Written request
Read the records below. Copy each line where the string "name" occurs.

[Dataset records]
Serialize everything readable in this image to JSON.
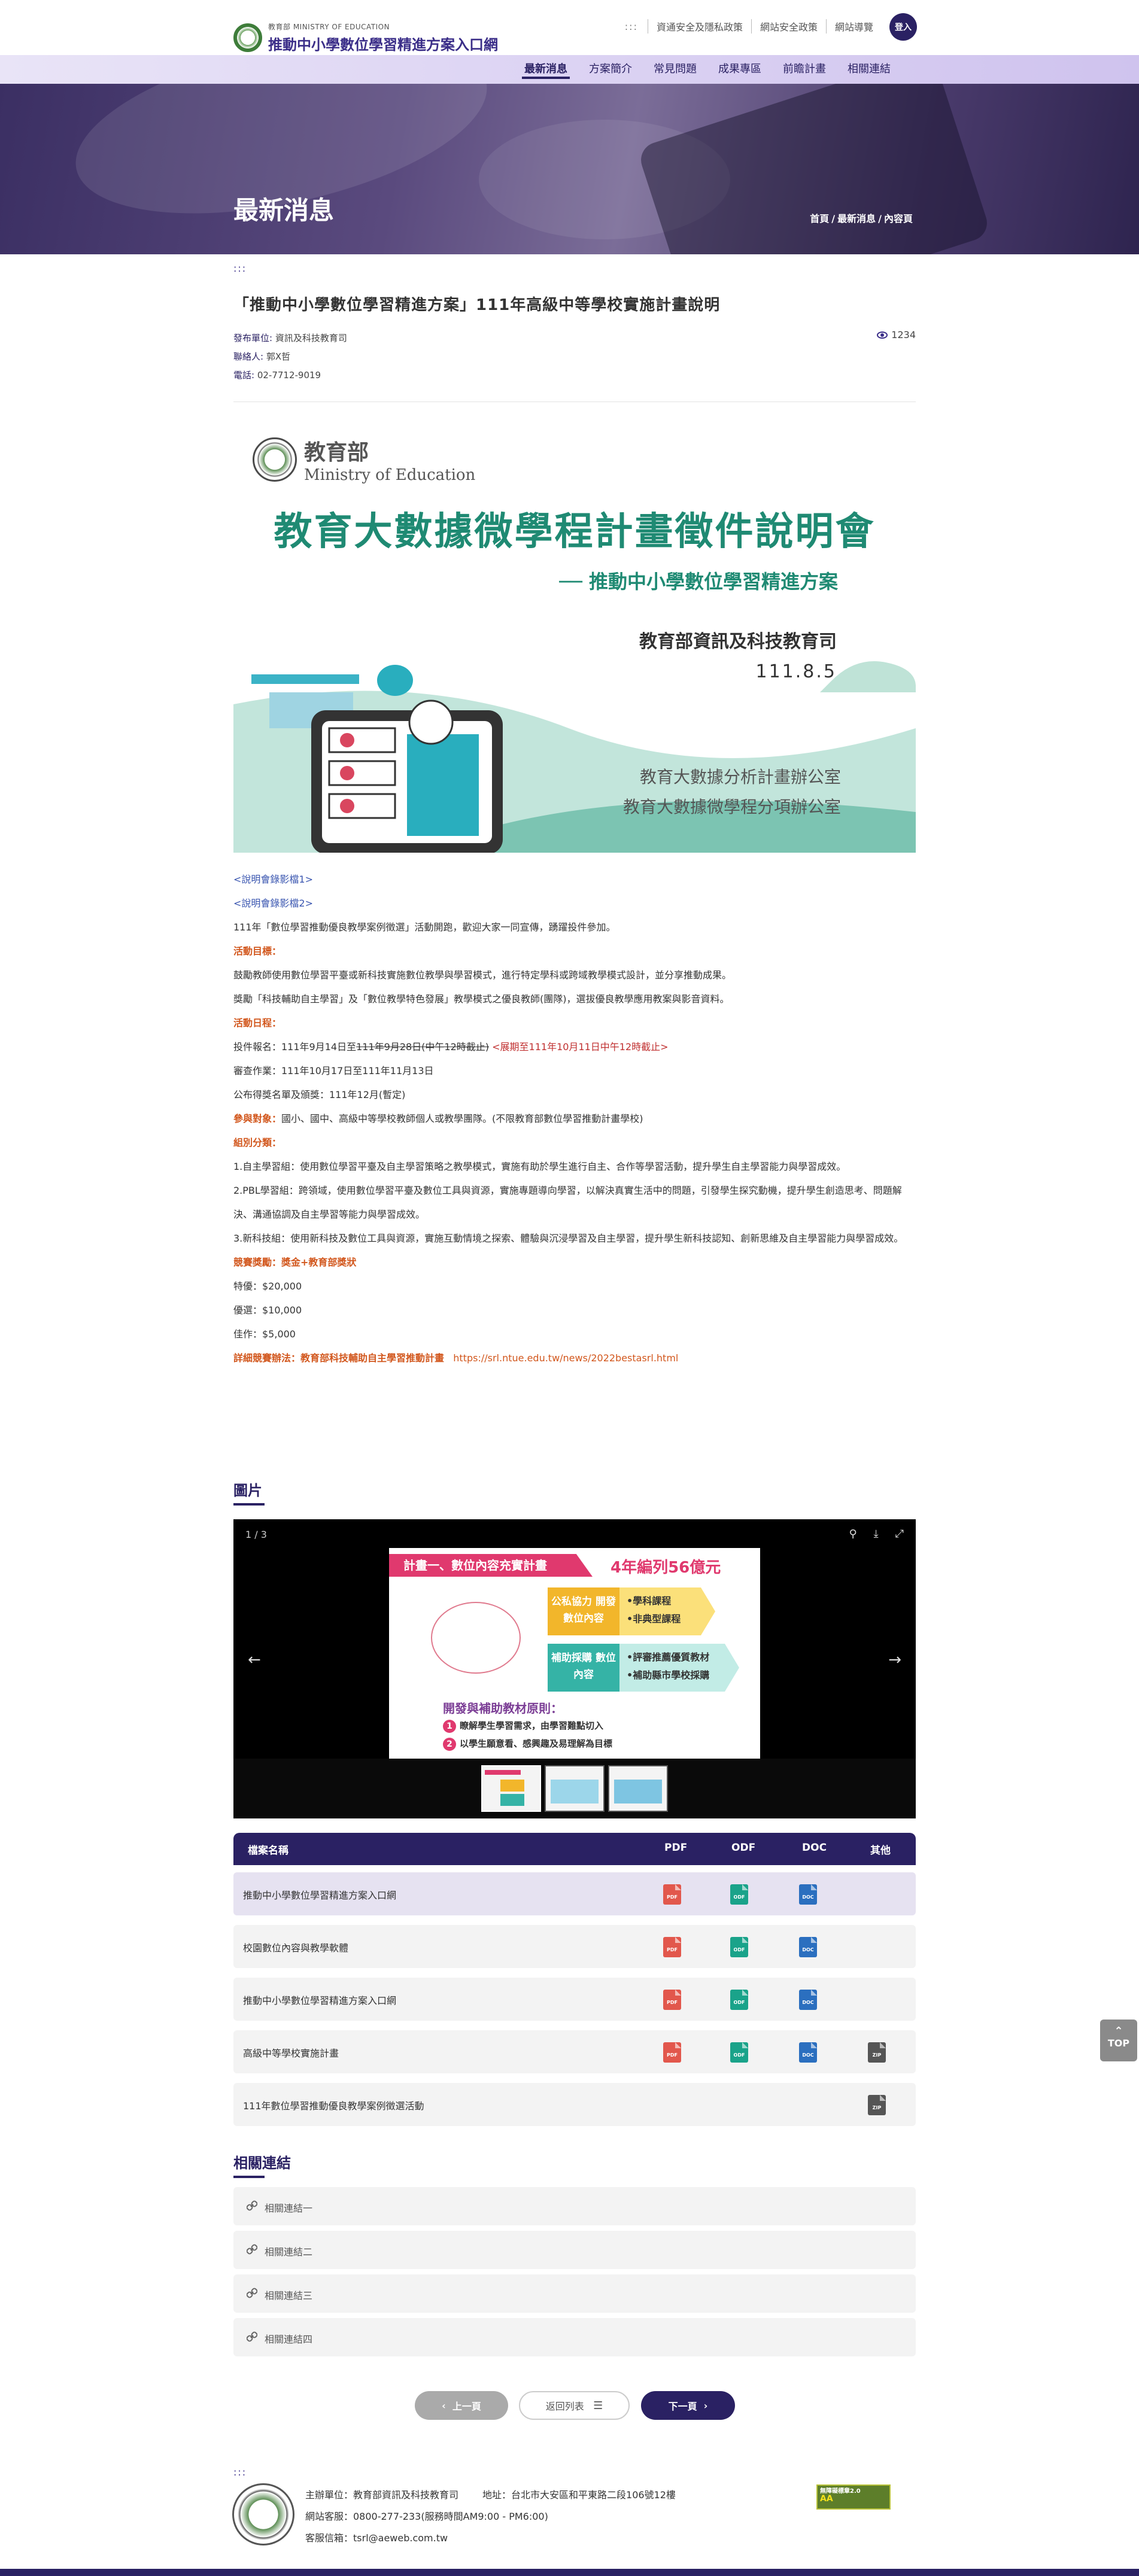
{
  "header": {
    "logo_small": "教育部 MINISTRY OF EDUCATION",
    "logo_title": "推動中小學數位學習精進方案入口網",
    "top_links": [
      "資通安全及隱私政策",
      "網站安全政策",
      "網站導覽"
    ],
    "login_label": "登入",
    "nav": [
      "最新消息",
      "方案簡介",
      "常見問題",
      "成果專區",
      "前瞻計畫",
      "相關連結"
    ]
  },
  "banner": {
    "title": "最新消息",
    "breadcrumb": [
      "首頁",
      "最新消息",
      "內容頁"
    ]
  },
  "article": {
    "anchor": ":::",
    "title": "「推動中小學數位學習精進方案」111年高級中等學校實施計畫說明",
    "meta": [
      {
        "k": "發布單位:",
        "v": " 資訊及科技教育司"
      },
      {
        "k": "聯絡人:",
        "v": " 郭X哲"
      },
      {
        "k": "電話:",
        "v": " 02-7712-9019"
      }
    ],
    "views": "1234"
  },
  "poster": {
    "moe_t1": "教育部",
    "moe_t2": "Ministry of Education",
    "title": "教育大數據微學程計畫徵件說明會",
    "subtitle": "── 推動中小學數位學習精進方案",
    "dept": "教育部資訊及科技教育司",
    "date": "111.8.5",
    "office1": "教育大數據分析計畫辦公室",
    "office2": "教育大數據微學程分項辦公室"
  },
  "body": {
    "video1": "<說明會錄影檔1>",
    "video2": "<說明會錄影檔2>",
    "intro": "111年「數位學習推動優良教學案例徵選」活動開跑，歡迎大家一同宣傳，踴躍投件參加。",
    "goal_h": "活動目標：",
    "goal1": "鼓勵教師使用數位學習平臺或新科技實施數位教學與學習模式，進行特定學科或跨域教學模式設計，並分享推動成果。",
    "goal2": "獎勵「科技輔助自主學習」及「數位教學特色發展」教學模式之優良教師(團隊)，選拔優良教學應用教案與影音資料。",
    "sched_h": "活動日程：",
    "sched1_a": "投件報名：111年9月14日至",
    "sched1_strike": "111年9月28日(中午12時截止)",
    "sched1_red": "<展期至111年10月11日中午12時截止>",
    "sched2": "審查作業：111年10月17日至111年11月13日",
    "sched3": "公布得獎名單及頒獎：111年12月(暫定)",
    "target_h": "參與對象：",
    "target": "國小、國中、高級中等學校教師個人或教學團隊。(不限教育部數位學習推動計畫學校)",
    "group_h": "組別分類：",
    "group1": "1.自主學習組：使用數位學習平臺及自主學習策略之教學模式，實施有助於學生進行自主、合作等學習活動，提升學生自主學習能力與學習成效。",
    "group2": "2.PBL學習組：跨領域，使用數位學習平臺及數位工具與資源，實施專題導向學習，以解決真實生活中的問題，引發學生探究動機，提升學生創造思考、問題解決、溝通協調及自主學習等能力與學習成效。",
    "group3": "3.新科技組：使用新科技及數位工具與資源，實施互動情境之探索、體驗與沉浸學習及自主學習，提升學生新科技認知、創新思維及自主學習能力與學習成效。",
    "award_h": "競賽獎勵：獎金+教育部獎狀",
    "award1": "特優：$20,000",
    "award2": "優選：$10,000",
    "award3": "佳作：$5,000",
    "detail_h": "詳細競賽辦法：教育部科技輔助自主學習推動計畫",
    "detail_url": "https://srl.ntue.edu.tw/news/2022bestasrl.html"
  },
  "gallery": {
    "section_title": "圖片",
    "counter": "1 / 3",
    "slide_bar": "計畫一、數位內容充實計畫",
    "slide_amount": "4年編列56億元",
    "box1": "公私協力 開發數位內容",
    "box1_items": "•學科課程\n•非典型課程",
    "box2": "補助採購 數位內容",
    "box2_items": "•評審推薦優質教材\n•補助縣市學校採購",
    "principle": "開發與補助教材原則：",
    "pt1": "瞭解學生學習需求，由學習難點切入",
    "pt2": "以學生願意看、感興趣及易理解為目標"
  },
  "files": {
    "headers": {
      "name": "檔案名稱",
      "pdf": "PDF",
      "odf": "ODF",
      "doc": "DOC",
      "other": "其他"
    },
    "rows": [
      {
        "name": "推動中小學數位學習精進方案入口網",
        "pdf": true,
        "odf": true,
        "doc": true,
        "other": false
      },
      {
        "name": "校園數位內容與教學軟體",
        "pdf": true,
        "odf": true,
        "doc": true,
        "other": false
      },
      {
        "name": "推動中小學數位學習精進方案入口網",
        "pdf": true,
        "odf": true,
        "doc": true,
        "other": false
      },
      {
        "name": "高級中等學校實施計畫",
        "pdf": true,
        "odf": true,
        "doc": true,
        "other": true
      },
      {
        "name": "111年數位學習推動優良教學案例徵選活動",
        "pdf": false,
        "odf": false,
        "doc": false,
        "other": true
      }
    ]
  },
  "related": {
    "section_title": "相關連結",
    "items": [
      "相關連結一",
      "相關連結二",
      "相關連結三",
      "相關連結四"
    ]
  },
  "pager": {
    "prev": "上一頁",
    "list": "返回列表",
    "next": "下一頁"
  },
  "top_label": "TOP",
  "footer": {
    "anchor": ":::",
    "org": "主辦單位：教育部資訊及科技教育司",
    "addr": "地址：台北市大安區和平東路二段106號12樓",
    "service": "網站客服：0800-277-233(服務時間AM9:00 - PM6:00)",
    "email": "客服信箱：tsrl@aeweb.com.tw",
    "a11y_top": "無障礙標章2.0",
    "a11y_big": "AA"
  },
  "colors": {
    "primary": "#2a2163",
    "accent_orange": "#d2571d",
    "link": "#3a56b0",
    "poster_green": "#1f8a73"
  }
}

Answer for the task
      "name": "檔案名稱",
        "name": "推動中小學數位學習精進方案入口網",
        "name": "校園數位內容與教學軟體",
        "name": "推動中小學數位學習精進方案入口網",
        "name": "高級中等學校實施計畫",
        "name": "111年數位學習推動優良教學案例徵選活動",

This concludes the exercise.